Records from a collection:
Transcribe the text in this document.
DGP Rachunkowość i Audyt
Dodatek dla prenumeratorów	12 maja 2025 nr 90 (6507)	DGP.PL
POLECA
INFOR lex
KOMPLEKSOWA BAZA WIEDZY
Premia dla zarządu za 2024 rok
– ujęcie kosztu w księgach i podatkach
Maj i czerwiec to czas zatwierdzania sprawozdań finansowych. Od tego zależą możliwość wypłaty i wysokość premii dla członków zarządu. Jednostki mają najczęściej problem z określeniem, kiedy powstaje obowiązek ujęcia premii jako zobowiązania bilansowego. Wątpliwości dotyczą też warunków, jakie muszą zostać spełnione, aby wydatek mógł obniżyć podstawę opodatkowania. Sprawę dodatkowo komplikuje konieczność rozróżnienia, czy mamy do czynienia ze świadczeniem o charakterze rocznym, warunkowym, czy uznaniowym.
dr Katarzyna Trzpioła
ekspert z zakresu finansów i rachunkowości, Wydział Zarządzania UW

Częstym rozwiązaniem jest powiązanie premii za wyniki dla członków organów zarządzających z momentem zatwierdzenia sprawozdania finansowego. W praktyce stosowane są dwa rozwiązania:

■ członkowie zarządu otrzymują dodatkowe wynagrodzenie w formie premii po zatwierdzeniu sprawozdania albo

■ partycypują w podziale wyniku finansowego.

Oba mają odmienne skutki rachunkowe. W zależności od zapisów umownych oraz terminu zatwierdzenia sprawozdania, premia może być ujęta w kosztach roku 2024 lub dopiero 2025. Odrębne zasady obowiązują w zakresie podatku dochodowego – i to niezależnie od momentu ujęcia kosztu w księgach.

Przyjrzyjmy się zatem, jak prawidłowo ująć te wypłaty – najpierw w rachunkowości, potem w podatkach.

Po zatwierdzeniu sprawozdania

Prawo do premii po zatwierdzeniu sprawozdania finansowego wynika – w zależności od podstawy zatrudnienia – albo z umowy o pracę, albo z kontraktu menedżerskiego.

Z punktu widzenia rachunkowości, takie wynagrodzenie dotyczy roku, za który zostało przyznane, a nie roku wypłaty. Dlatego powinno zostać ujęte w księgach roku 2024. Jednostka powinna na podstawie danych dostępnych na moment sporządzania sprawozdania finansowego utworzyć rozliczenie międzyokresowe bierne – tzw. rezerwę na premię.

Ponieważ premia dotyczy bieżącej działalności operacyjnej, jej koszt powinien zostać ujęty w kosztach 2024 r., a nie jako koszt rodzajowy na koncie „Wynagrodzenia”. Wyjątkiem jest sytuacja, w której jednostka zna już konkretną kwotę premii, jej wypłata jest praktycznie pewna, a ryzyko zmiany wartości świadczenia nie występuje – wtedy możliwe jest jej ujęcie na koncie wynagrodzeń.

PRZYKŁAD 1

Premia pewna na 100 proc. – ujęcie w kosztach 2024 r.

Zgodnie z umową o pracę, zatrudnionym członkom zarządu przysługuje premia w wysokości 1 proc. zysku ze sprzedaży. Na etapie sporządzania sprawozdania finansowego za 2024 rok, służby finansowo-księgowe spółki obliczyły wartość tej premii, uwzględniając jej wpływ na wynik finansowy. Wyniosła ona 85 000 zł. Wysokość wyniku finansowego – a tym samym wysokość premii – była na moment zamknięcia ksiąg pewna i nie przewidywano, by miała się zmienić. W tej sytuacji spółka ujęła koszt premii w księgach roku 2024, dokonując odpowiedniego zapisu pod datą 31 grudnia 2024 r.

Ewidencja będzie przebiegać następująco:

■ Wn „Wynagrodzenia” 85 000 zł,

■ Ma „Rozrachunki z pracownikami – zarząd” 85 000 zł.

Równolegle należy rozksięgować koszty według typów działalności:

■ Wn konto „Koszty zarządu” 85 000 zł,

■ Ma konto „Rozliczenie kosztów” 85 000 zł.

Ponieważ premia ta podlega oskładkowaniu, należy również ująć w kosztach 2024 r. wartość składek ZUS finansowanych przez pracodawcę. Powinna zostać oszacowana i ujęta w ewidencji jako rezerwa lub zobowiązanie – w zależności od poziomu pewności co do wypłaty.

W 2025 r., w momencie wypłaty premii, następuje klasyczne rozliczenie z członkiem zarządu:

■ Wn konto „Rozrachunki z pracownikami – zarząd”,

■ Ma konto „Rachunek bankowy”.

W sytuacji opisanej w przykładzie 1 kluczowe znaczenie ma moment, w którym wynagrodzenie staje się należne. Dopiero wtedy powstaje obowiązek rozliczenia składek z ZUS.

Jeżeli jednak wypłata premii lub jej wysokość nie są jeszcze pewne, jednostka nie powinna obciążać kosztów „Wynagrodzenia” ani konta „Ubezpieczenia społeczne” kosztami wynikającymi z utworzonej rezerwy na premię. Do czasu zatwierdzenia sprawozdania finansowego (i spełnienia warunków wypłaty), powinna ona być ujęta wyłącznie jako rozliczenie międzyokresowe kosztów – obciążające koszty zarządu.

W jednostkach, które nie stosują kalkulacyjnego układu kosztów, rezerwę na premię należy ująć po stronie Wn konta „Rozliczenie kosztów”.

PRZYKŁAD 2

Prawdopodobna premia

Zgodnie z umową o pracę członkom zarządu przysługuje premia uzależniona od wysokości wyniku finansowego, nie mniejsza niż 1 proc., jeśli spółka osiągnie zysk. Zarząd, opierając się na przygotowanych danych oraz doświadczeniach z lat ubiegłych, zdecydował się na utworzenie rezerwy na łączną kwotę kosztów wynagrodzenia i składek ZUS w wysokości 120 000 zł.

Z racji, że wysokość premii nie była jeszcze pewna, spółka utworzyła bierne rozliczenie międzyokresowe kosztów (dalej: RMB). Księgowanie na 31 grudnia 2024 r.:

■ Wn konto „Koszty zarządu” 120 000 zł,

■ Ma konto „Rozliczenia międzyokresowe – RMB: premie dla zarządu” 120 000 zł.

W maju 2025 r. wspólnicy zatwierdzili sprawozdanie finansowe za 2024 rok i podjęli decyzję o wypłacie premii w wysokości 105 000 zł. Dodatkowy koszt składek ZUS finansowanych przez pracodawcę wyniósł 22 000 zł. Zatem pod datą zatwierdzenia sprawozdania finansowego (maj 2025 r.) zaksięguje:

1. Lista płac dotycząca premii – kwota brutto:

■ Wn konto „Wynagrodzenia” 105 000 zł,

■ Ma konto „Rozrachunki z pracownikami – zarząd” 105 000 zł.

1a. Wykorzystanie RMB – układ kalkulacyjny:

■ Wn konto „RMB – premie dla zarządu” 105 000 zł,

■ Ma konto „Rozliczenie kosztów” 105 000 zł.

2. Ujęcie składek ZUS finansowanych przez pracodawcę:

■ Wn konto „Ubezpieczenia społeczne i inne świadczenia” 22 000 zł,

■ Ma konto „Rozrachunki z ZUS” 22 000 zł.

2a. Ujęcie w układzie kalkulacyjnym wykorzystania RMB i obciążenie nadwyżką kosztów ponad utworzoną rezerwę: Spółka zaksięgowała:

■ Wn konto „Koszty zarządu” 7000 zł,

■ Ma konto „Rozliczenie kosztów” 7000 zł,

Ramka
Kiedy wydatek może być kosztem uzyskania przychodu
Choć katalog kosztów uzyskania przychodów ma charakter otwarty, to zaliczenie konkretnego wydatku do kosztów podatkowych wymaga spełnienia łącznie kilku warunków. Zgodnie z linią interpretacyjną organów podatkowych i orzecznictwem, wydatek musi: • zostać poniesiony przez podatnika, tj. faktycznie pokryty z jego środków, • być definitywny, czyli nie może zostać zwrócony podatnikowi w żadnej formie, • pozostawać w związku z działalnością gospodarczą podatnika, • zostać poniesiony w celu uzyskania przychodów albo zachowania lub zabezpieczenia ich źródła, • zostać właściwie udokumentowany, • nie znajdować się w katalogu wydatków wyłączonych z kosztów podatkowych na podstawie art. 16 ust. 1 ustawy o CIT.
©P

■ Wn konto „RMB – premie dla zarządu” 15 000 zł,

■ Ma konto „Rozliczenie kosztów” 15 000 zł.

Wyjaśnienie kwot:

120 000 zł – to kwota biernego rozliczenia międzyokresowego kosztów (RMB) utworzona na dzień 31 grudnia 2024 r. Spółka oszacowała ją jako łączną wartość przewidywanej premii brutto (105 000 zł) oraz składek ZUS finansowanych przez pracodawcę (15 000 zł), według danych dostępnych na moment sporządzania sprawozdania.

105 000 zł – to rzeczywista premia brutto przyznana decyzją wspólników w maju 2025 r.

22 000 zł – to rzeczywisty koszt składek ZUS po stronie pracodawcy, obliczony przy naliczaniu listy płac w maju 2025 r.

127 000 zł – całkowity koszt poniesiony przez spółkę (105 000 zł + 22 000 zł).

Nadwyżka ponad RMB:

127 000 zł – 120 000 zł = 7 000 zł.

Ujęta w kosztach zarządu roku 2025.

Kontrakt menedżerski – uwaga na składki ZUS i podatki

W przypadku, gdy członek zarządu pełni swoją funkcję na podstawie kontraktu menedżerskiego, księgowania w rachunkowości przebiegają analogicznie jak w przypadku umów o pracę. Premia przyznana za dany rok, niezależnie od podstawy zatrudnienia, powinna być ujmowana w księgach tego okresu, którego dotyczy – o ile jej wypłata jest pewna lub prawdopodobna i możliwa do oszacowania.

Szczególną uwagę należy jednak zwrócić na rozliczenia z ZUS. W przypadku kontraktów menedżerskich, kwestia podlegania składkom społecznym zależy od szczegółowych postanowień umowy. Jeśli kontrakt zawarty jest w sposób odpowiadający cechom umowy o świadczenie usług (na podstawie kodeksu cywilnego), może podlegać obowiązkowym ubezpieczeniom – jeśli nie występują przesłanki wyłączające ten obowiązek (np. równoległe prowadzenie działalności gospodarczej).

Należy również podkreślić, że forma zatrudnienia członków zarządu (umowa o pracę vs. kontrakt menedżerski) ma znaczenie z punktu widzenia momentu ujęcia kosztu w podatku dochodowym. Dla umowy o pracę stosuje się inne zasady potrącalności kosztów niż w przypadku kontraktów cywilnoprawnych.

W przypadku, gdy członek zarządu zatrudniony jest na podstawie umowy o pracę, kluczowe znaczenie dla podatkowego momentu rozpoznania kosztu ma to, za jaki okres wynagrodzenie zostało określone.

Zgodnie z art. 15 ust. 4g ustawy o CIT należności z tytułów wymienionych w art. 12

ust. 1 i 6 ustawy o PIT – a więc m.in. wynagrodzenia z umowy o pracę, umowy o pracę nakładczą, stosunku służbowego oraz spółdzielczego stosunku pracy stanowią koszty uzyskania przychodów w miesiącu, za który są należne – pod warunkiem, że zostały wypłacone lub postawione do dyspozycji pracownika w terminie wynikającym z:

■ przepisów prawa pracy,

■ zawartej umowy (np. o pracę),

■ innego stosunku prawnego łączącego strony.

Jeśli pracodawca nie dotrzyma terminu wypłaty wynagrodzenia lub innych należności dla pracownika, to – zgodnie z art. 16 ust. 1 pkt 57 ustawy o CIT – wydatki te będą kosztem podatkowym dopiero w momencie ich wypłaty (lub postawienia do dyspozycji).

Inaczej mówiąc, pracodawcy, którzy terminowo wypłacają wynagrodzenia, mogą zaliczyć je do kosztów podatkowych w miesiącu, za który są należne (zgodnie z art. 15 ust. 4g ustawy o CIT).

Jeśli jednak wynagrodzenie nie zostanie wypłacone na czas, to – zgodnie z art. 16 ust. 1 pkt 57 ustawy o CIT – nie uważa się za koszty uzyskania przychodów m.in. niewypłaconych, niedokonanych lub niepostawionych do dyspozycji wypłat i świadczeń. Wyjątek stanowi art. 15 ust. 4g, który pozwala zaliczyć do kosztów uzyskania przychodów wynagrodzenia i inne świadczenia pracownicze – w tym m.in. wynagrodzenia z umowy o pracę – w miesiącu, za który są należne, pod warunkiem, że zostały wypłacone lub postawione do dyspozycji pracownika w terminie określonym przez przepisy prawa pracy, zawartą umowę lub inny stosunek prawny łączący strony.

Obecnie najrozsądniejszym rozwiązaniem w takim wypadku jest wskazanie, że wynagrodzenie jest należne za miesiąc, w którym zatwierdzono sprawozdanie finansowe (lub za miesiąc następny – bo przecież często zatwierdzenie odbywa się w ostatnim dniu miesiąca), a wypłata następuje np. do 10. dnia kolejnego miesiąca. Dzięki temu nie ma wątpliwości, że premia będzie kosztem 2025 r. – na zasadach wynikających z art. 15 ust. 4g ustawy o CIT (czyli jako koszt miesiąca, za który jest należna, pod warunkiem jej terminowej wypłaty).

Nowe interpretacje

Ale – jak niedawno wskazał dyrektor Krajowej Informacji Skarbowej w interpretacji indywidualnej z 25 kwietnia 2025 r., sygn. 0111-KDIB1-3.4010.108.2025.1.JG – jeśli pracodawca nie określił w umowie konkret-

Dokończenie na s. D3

• WHAT IS REQUIRED: Report how many lines include the word "kosztach". Give nothing but the number.

• THE SOLUTION: 5